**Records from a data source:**
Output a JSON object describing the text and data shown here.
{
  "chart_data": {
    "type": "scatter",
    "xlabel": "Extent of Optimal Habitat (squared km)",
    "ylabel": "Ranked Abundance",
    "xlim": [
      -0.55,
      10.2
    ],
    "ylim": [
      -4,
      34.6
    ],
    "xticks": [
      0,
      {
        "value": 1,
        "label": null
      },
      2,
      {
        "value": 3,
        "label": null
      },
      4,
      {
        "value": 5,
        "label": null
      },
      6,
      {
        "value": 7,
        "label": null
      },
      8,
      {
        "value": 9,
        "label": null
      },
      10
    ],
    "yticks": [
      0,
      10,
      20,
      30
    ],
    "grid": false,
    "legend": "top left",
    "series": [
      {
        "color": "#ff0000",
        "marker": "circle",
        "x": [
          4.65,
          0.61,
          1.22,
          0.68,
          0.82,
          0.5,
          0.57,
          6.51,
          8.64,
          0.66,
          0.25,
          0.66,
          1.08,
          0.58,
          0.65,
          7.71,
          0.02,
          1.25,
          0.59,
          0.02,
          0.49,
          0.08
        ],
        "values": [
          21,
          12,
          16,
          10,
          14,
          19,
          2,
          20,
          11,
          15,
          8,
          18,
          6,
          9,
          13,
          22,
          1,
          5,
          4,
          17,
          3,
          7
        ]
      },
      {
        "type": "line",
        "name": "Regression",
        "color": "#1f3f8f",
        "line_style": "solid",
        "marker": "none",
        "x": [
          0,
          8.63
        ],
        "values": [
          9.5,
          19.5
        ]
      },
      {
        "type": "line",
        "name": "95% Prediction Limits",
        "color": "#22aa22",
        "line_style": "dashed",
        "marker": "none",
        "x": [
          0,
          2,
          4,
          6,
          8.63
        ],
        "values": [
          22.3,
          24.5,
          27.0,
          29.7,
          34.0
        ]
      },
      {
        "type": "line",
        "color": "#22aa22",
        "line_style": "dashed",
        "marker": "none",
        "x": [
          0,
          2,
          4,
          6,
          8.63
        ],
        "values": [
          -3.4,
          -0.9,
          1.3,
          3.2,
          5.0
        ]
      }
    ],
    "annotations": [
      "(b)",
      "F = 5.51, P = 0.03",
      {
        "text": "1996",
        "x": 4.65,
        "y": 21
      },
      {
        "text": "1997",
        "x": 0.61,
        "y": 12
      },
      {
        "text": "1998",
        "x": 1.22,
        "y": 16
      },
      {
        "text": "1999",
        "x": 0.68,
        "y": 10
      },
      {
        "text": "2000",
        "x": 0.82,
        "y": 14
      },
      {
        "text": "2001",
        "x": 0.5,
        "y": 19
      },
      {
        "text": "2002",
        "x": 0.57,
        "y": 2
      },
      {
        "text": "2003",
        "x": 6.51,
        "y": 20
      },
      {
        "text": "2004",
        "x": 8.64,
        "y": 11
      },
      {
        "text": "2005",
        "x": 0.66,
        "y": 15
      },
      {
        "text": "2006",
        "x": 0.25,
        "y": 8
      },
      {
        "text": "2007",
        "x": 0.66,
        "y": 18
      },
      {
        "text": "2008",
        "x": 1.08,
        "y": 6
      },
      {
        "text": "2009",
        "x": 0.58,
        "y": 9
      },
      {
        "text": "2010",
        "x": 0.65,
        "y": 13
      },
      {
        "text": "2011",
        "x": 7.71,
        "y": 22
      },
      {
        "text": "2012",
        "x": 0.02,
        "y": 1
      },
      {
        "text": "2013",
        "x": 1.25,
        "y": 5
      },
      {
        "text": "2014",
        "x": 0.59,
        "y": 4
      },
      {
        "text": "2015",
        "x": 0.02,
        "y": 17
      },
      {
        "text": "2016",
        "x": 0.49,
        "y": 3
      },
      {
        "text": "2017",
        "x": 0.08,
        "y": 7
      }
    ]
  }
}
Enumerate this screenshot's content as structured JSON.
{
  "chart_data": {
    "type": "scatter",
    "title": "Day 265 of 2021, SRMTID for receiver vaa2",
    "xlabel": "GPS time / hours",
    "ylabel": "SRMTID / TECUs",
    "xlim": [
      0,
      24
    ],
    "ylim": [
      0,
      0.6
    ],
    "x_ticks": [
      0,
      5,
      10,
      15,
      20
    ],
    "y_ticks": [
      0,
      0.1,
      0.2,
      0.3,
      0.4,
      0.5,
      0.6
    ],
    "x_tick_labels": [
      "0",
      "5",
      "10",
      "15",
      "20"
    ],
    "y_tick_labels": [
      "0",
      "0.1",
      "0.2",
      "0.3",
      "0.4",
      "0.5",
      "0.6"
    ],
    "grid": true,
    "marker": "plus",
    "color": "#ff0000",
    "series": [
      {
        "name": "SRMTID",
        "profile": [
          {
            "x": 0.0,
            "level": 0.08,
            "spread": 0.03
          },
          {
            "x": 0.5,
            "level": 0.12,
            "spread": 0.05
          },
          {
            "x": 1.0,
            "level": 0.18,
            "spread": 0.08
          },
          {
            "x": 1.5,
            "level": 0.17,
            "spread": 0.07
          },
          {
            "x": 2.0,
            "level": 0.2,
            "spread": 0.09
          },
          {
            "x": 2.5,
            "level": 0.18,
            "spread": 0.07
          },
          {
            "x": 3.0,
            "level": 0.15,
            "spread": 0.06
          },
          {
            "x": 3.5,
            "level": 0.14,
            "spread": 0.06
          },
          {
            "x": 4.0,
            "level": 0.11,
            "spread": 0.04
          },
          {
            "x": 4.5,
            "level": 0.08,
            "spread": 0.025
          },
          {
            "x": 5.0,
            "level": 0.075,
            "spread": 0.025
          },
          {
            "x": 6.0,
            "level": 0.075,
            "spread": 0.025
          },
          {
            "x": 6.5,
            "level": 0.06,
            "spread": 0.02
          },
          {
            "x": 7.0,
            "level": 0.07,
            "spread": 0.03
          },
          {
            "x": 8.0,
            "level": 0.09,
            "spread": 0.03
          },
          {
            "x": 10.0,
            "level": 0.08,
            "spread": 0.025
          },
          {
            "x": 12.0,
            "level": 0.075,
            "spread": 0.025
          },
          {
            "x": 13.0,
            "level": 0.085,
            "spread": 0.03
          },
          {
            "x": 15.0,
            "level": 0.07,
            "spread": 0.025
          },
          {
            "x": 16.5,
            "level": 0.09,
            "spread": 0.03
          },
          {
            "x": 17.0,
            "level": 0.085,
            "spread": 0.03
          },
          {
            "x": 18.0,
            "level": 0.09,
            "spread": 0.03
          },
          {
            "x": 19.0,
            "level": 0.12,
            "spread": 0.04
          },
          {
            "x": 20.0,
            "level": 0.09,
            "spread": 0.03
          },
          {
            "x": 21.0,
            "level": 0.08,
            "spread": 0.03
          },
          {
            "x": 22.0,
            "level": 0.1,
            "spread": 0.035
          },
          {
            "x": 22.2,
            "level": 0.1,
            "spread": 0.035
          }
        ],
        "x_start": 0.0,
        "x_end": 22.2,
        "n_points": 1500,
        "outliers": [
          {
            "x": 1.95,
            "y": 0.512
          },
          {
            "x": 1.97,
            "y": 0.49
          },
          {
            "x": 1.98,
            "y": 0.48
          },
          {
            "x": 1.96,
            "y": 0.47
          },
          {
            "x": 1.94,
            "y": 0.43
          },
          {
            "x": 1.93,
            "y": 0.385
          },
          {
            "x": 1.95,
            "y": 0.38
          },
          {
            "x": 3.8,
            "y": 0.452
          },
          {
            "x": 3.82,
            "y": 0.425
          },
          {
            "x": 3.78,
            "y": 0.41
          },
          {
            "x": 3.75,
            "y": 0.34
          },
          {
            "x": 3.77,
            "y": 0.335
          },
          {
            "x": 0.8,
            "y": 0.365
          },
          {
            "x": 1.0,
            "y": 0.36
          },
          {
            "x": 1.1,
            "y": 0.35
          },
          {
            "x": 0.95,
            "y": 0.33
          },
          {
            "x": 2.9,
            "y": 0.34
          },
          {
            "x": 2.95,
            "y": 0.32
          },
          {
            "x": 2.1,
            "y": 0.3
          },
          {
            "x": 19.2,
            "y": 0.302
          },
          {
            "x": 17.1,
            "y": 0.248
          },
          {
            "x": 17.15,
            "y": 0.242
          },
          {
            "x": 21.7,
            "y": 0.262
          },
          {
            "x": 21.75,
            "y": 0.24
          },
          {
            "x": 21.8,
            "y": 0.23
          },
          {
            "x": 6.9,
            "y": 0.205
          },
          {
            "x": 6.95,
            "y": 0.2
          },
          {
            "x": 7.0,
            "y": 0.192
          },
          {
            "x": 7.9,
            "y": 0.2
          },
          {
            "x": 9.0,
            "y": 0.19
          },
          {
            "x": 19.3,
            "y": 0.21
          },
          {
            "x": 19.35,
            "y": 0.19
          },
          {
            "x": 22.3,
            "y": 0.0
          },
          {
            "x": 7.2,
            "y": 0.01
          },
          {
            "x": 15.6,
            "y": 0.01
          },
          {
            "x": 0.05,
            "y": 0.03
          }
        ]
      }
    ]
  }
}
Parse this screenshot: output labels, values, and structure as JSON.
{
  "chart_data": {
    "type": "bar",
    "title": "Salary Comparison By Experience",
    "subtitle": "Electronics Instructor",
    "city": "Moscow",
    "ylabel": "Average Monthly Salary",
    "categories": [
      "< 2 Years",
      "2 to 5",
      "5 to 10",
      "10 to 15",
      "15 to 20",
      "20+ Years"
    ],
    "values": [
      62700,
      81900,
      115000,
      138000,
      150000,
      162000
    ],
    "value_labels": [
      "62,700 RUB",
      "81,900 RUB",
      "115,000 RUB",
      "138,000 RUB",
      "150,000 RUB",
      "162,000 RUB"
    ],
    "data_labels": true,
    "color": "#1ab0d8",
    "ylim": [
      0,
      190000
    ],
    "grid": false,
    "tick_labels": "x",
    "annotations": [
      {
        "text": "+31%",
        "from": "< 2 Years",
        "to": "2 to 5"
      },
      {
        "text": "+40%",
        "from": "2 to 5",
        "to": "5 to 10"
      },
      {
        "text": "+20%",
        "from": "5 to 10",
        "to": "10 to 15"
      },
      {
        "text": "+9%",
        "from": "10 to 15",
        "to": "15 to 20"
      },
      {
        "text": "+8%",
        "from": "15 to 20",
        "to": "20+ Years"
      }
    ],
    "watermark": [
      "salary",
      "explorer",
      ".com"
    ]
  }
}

**The task:**
Take the line that contains "Parse this screenshot: output" and every line after it through the end of the listing above, and repeat them exactly.

**Solution to the problem:**
Parse this screenshot: output labels, values, and structure as JSON.
{
  "chart_data": {
    "type": "bar",
    "title": "Salary Comparison By Experience",
    "subtitle": "Electronics Instructor",
    "city": "Moscow",
    "ylabel": "Average Monthly Salary",
    "categories": [
      "< 2 Years",
      "2 to 5",
      "5 to 10",
      "10 to 15",
      "15 to 20",
      "20+ Years"
    ],
    "values": [
      62700,
      81900,
      115000,
      138000,
      150000,
      162000
    ],
    "value_labels": [
      "62,700 RUB",
      "81,900 RUB",
      "115,000 RUB",
      "138,000 RUB",
      "150,000 RUB",
      "162,000 RUB"
    ],
    "data_labels": true,
    "color": "#1ab0d8",
    "ylim": [
      0,
      190000
    ],
    "grid": false,
    "tick_labels": "x",
    "annotations": [
      {
        "text": "+31%",
        "from": "< 2 Years",
        "to": "2 to 5"
      },
      {
        "text": "+40%",
        "from": "2 to 5",
        "to": "5 to 10"
      },
      {
        "text": "+20%",
        "from": "5 to 10",
        "to": "10 to 15"
      },
      {
        "text": "+9%",
        "from": "10 to 15",
        "to": "15 to 20"
      },
      {
        "text": "+8%",
        "from": "15 to 20",
        "to": "20+ Years"
      }
    ],
    "watermark": [
      "salary",
      "explorer",
      ".com"
    ]
  }
}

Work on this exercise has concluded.